**Exercise goal**
Locate every line below that contains the word "icon" and copy it.

**Data entries**
— START —
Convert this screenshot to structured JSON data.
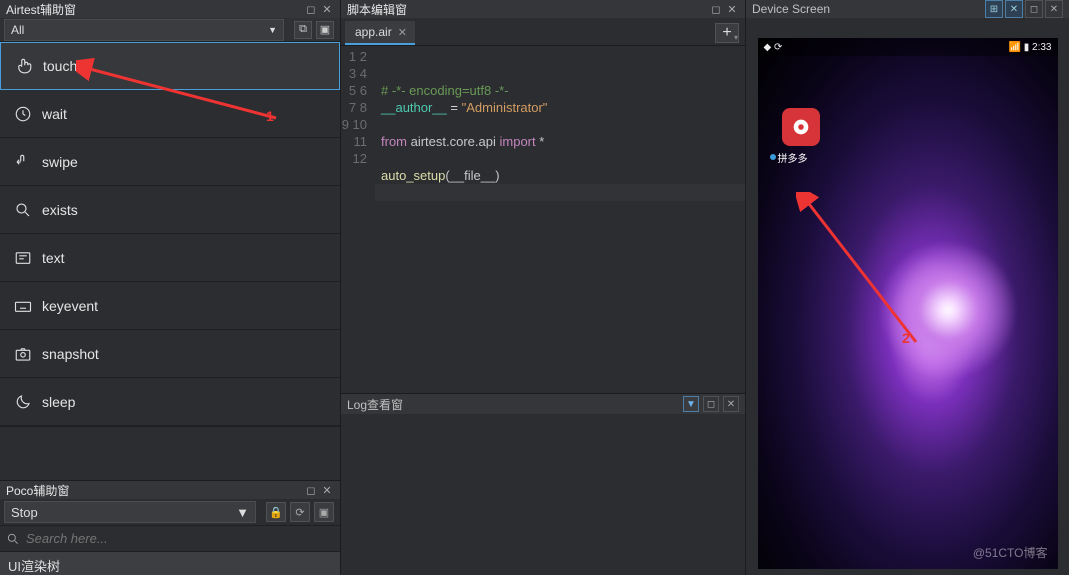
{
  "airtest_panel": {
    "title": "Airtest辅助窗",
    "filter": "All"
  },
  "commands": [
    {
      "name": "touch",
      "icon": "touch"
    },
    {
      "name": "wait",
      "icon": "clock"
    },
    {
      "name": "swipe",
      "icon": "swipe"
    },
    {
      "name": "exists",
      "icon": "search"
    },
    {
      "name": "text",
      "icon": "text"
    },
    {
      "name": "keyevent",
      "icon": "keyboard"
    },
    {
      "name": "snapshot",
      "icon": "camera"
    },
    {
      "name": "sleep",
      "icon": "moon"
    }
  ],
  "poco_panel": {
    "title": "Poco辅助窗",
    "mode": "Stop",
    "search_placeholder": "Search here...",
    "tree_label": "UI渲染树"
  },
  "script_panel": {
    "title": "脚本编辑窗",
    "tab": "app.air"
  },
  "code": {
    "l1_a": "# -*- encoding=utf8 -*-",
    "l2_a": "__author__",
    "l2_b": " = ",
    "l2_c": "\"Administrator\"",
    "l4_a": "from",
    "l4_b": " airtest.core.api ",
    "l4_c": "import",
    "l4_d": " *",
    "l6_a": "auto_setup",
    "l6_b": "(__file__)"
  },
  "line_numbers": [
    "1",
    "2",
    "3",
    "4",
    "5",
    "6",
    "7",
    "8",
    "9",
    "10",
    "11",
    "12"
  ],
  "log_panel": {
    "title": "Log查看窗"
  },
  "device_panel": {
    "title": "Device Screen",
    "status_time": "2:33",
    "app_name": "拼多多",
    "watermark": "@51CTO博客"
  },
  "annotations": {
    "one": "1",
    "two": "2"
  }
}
— END —
**Result**
      "icon": "touch"
      "icon": "clock"
      "icon": "swipe"
      "icon": "search"
      "icon": "text"
      "icon": "keyboard"
      "icon": "camera"
      "icon": "moon"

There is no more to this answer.